» EXERCISE AIM
Copy out, from the entries below, each line holding the string "produktif".

__________________________________________________

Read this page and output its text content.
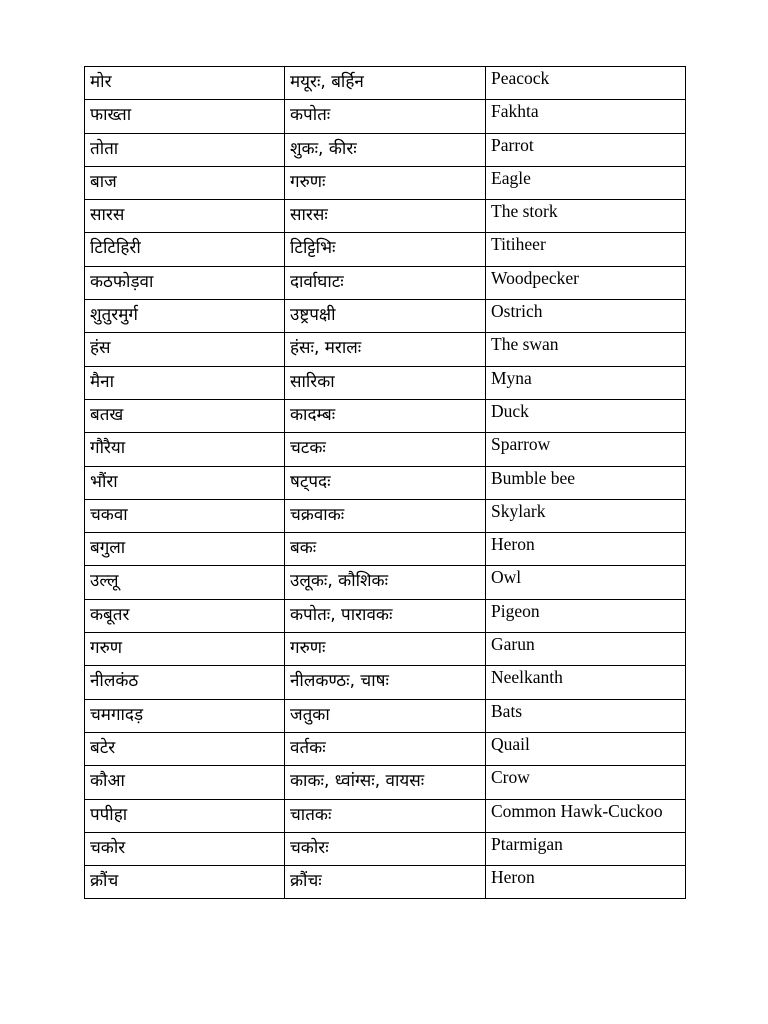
मोर	मयूरः, बर्हिन	Peacock
फाख्ता	कपोतः	Fakhta
तोता	शुकः, कीरः	Parrot
बाज	गरुणः	Eagle
सारस	सारसः	The stork
टिटिहिरी	टिट्टिभिः	Titiheer
कठफोड़वा	दार्वाघाटः	Woodpecker
शुतुरमुर्ग	उष्ट्रपक्षी	Ostrich
हंस	हंसः, मरालः	The swan
मैना	सारिका	Myna
बतख	कादम्बः	Duck
गौरैया	चटकः	Sparrow
भौंरा	षट्पदः	Bumble bee
चकवा	चक्रवाकः	Skylark
बगुला	बकः	Heron
उल्लू	उलूकः, कौशिकः	Owl
कबूतर	कपाेतः, पारावकः	Pigeon
गरुण	गरुणः	Garun
नीलकंठ	नीलकण्ठः, चाषः	Neelkanth
चमगादड़	जतुका	Bats
बटेर	वर्तकः	Quail
कौआ	काकः, ध्वांग्सः, वायसः	Crow
पपीहा	चातकः	Common Hawk-Cuckoo
चकोर	चकोरः	Ptarmigan
क्रौंच	क्रौंचः	Heron
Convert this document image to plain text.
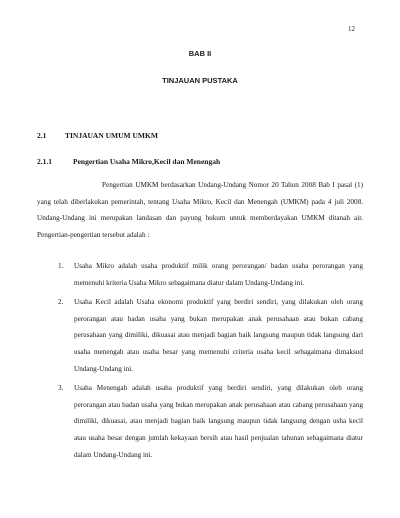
12
BAB II
TINJAUAN PUSTAKA
2.1 TINJAUAN UMUM UMKM
2.1.1	Pengertian Usaha Mikro,Kecil dan Menengah

Pengertian UMKM berdasarkan Undang-Undang Nomor 20 Tahun 2008 Bab I pasal (1) yang telah diberlakukan pemerintah, tentang Usaha Mikro, Kecil dan Menengah (UMKM) pada 4 juli 2008. Undang-Undang ini merupakan landasan dan payung hukum untuk memberdayakan UMKM ditanah air. Pengertian-pengertian tersebut adalah :

1. Usaha Mikro adalah usaha produktif milik orang perorangan/ badan usaha perorangan yang memenuhi kriteria Usaha Mikro sebagaimana diatur dalam Undang-Undang ini.
2. Usaha Kecil adalah Usaha ekonomi produktif yang berdiri sendiri, yang dilakukan oleh orang perorangan atau badan usaha yang bukan merupakan anak perusahaan atau bukan cabang perusahaan yang dimiliki, dikuasai atau menjadi bagian baik langsung maupun tidak langsung dari usaha menengah atau usaha besar yang memenuhi criteria usaha kecil sebagaimana dimaksud Undang-Undang ini.
3. Usaha Menengah adalah usaha produktif yang berdiri sendiri, yang dilakukan oleh orang perorangan atau badan usaha yang bukan merupakan anak perusahaan atau cabang perusahaan yang dimiliki, dikuasai, atau menjadi bagian baik langsung maupun tidak langsung dengan usha kecil atau usaha besar dengan jumlah kekayaan bersih atau hasil penjualan tahunan sebagaimana diatur dalam Undang-Undang ini.
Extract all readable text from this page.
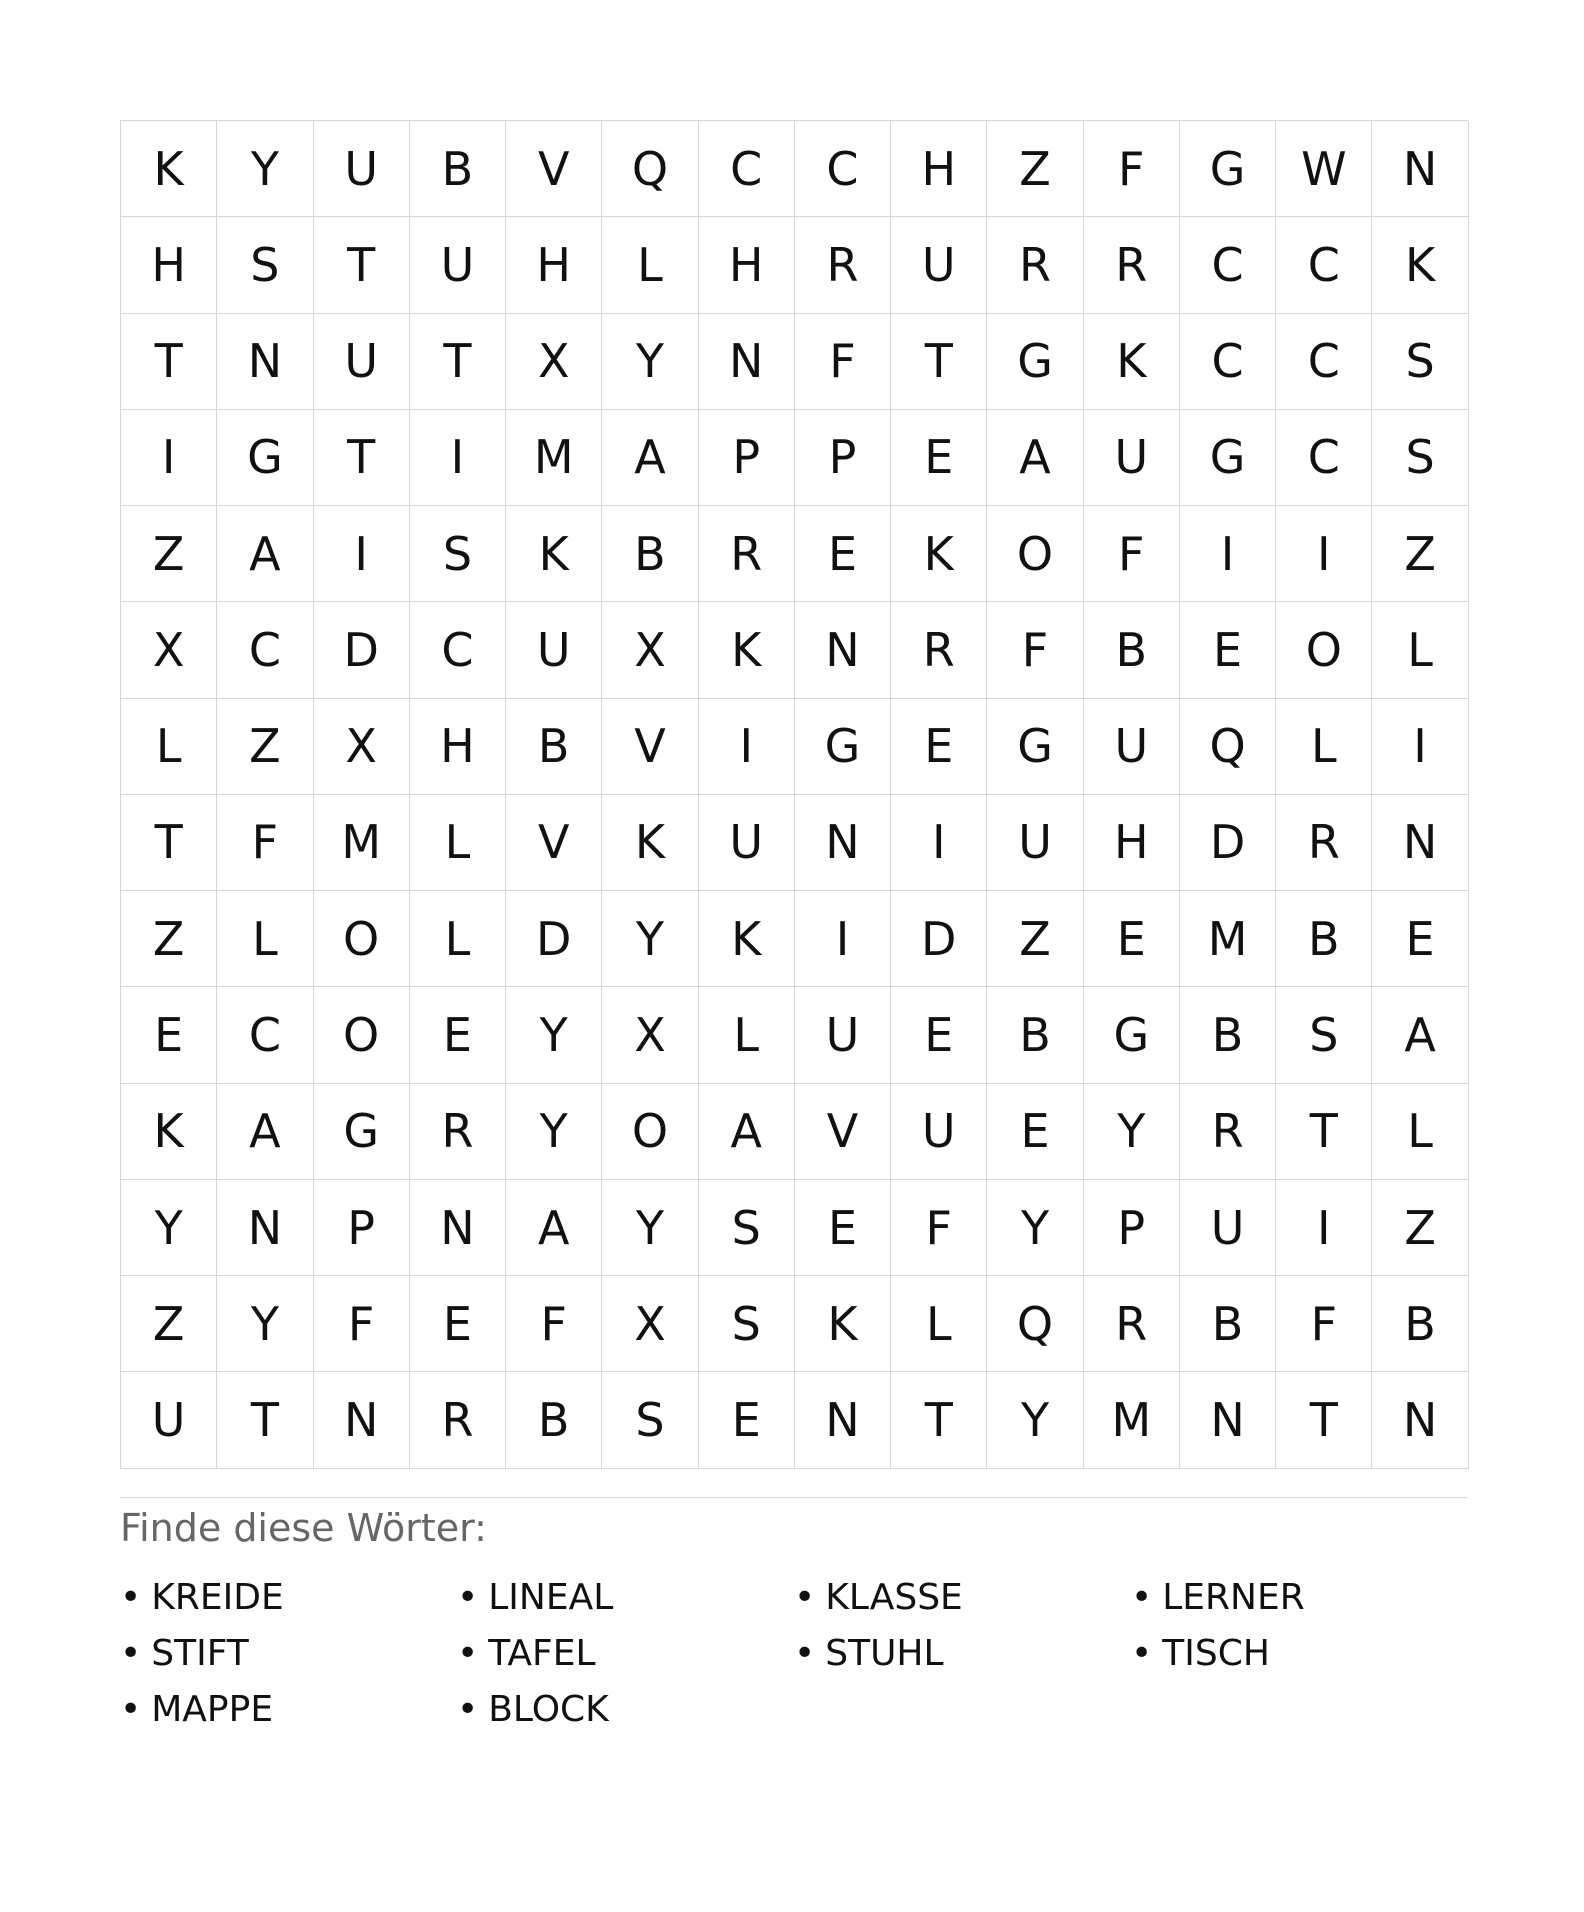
K	Y	U	B	V	Q	C	C	H	Z	F	G	W	N
H	S	T	U	H	L	H	R	U	R	R	C	C	K
T	N	U	T	X	Y	N	F	T	G	K	C	C	S
I	G	T	I	M	A	P	P	E	A	U	G	C	S
Z	A	I	S	K	B	R	E	K	O	F	I	I	Z
X	C	D	C	U	X	K	N	R	F	B	E	O	L
L	Z	X	H	B	V	I	G	E	G	U	Q	L	I
T	F	M	L	V	K	U	N	I	U	H	D	R	N
Z	L	O	L	D	Y	K	I	D	Z	E	M	B	E
E	C	O	E	Y	X	L	U	E	B	G	B	S	A
K	A	G	R	Y	O	A	V	U	E	Y	R	T	L
Y	N	P	N	A	Y	S	E	F	Y	P	U	I	Z
Z	Y	F	E	F	X	S	K	L	Q	R	B	F	B
U	T	N	R	B	S	E	N	T	Y	M	N	T	N
Finde diese Wörter:
• KREIDE	• LINEAL	• KLASSE	• LERNER
• STIFT	• TAFEL	• STUHL	• TISCH
• MAPPE	• BLOCK
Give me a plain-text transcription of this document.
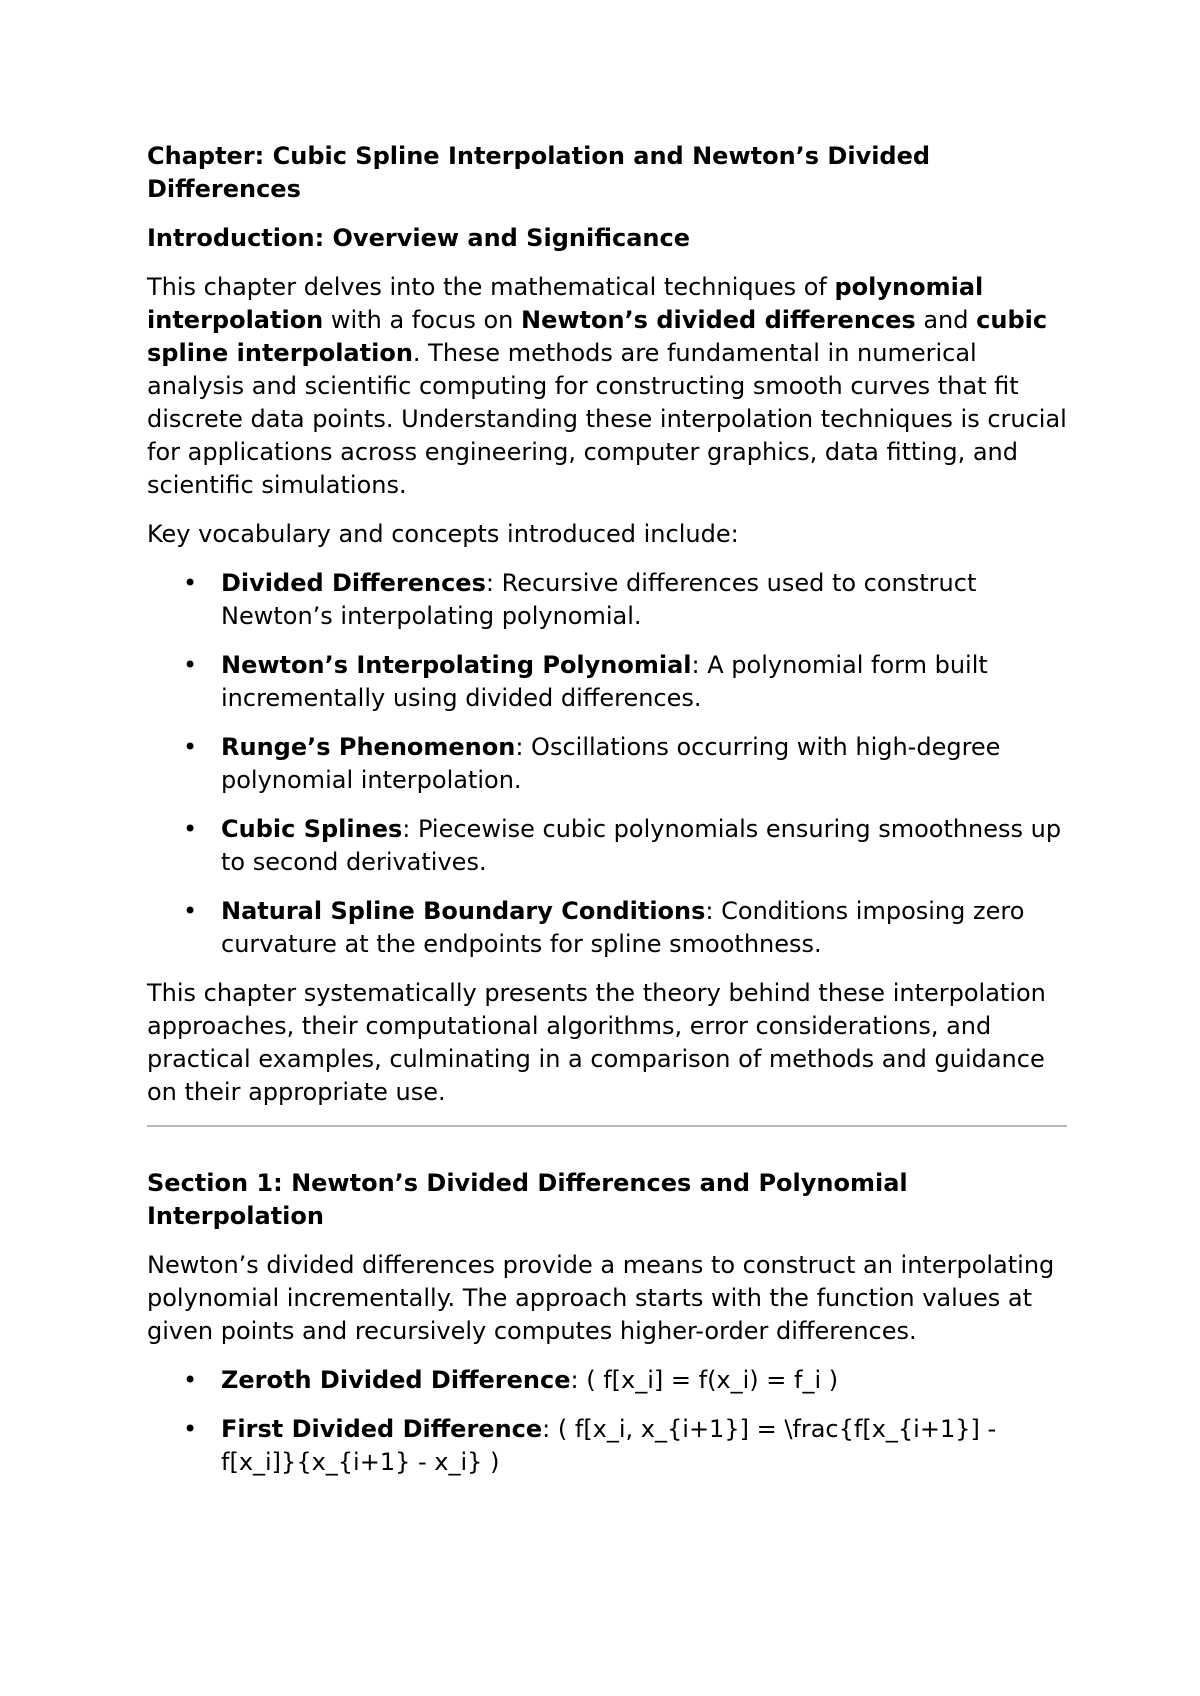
Chapter: Cubic Spline Interpolation and Newton’s Divided Differences
Introduction: Overview and Significance

This chapter delves into the mathematical techniques of polynomial interpolation with a focus on Newton’s divided differences and cubic spline interpolation. These methods are fundamental in numerical analysis and scientific computing for constructing smooth curves that fit discrete data points. Understanding these interpolation techniques is crucial for applications across engineering, computer graphics, data fitting, and scientific simulations.

Key vocabulary and concepts introduced include:

• Divided Differences: Recursive differences used to construct Newton’s interpolating polynomial.
• Newton’s Interpolating Polynomial: A polynomial form built incrementally using divided differences.
• Runge’s Phenomenon: Oscillations occurring with high-degree polynomial interpolation.
• Cubic Splines: Piecewise cubic polynomials ensuring smoothness up to second derivatives.
• Natural Spline Boundary Conditions: Conditions imposing zero curvature at the endpoints for spline smoothness.

This chapter systematically presents the theory behind these interpolation approaches, their computational algorithms, error considerations, and practical examples, culminating in a comparison of methods and guidance on their appropriate use.

Section 1: Newton’s Divided Differences and Polynomial Interpolation

Newton’s divided differences provide a means to construct an interpolating polynomial incrementally. The approach starts with the function values at given points and recursively computes higher-order differences.

• Zeroth Divided Difference: ( f[x_i] = f(x_i) = f_i )
• First Divided Difference: ( f[x_i, x_{i+1}] = \frac{f[x_{i+1}] - f[x_i]}{x_{i+1} - x_i} )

__________________________________________________

» TASK RESULT
1. Usaha Mikro adalah usaha produktif milik orang perorangan/ badan usaha perorangan yang memenuhi kriteria Usaha Mikro sebagaimana diatur dalam Undang-Undang ini.
2. Usaha Kecil adalah Usaha ekonomi produktif yang berdiri sendiri, yang dilakukan oleh orang perorangan atau badan usaha yang bukan merupakan anak perusahaan atau bukan cabang perusahaan yang dimiliki, dikuasai atau menjadi bagian baik langsung maupun tidak langsung dari usaha menengah atau usaha besar yang memenuhi criteria usaha kecil sebagaimana dimaksud Undang-Undang ini.
3. Usaha Menengah adalah usaha produktif yang berdiri sendiri, yang dilakukan oleh orang perorangan atau badan usaha yang bukan merupakan anak perusahaan atau cabang perusahaan yang dimiliki, dikuasai, atau menjadi bagian baik langsung maupun tidak langsung dengan usha kecil atau usaha besar dengan jumlah kekayaan bersih atau hasil penjualan tahunan sebagaimana diatur dalam Undang-Undang ini.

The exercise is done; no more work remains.